Task instructions:
Answer with a single number, the count of lines holding the word "fête".

Source material:
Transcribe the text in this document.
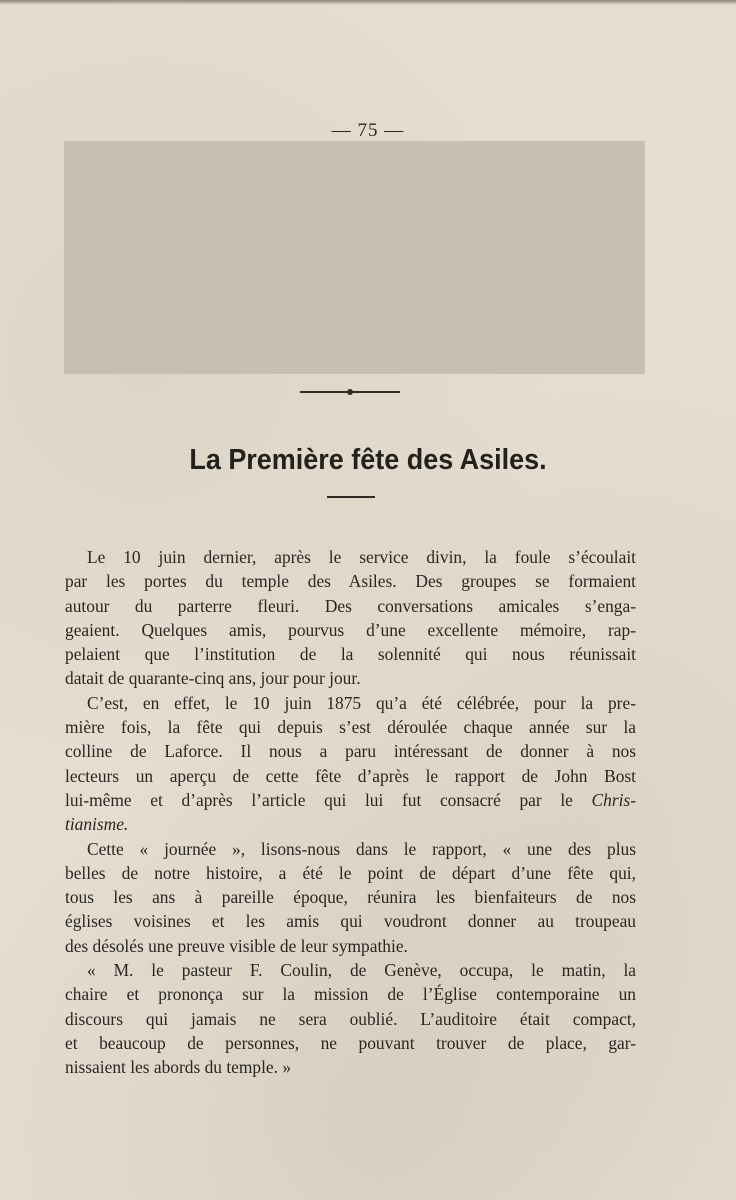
— 75 —
La Première fête des Asiles.
Le 10 juin dernier, après le service divin, la foule s’écoulait
par les portes du temple des Asiles. Des groupes se formaient
autour du parterre fleuri. Des conversations amicales s’enga-
geaient. Quelques amis, pourvus d’une excellente mémoire, rap-
pelaient que l’institution de la solennité qui nous réunissait
datait de quarante-cinq ans, jour pour jour.
C’est, en effet, le 10 juin 1875 qu’a été célébrée, pour la pre-
mière fois, la fête qui depuis s’est déroulée chaque année sur la
colline de Laforce. Il nous a paru intéressant de donner à nos
lecteurs un aperçu de cette fête d’après le rapport de John Bost
lui-même et d’après l’article qui lui fut consacré par le Chris-
tianisme.
Cette « journée », lisons-nous dans le rapport, « une des plus
belles de notre histoire, a été le point de départ d’une fête qui,
tous les ans à pareille époque, réunira les bienfaiteurs de nos
églises voisines et les amis qui voudront donner au troupeau
des désolés une preuve visible de leur sympathie.
« M. le pasteur F. Coulin, de Genève, occupa, le matin, la
chaire et prononça sur la mission de l’Église contemporaine un
discours qui jamais ne sera oublié. L’auditoire était compact,
et beaucoup de personnes, ne pouvant trouver de place, gar-
nissaient les abords du temple. »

Full answer:
4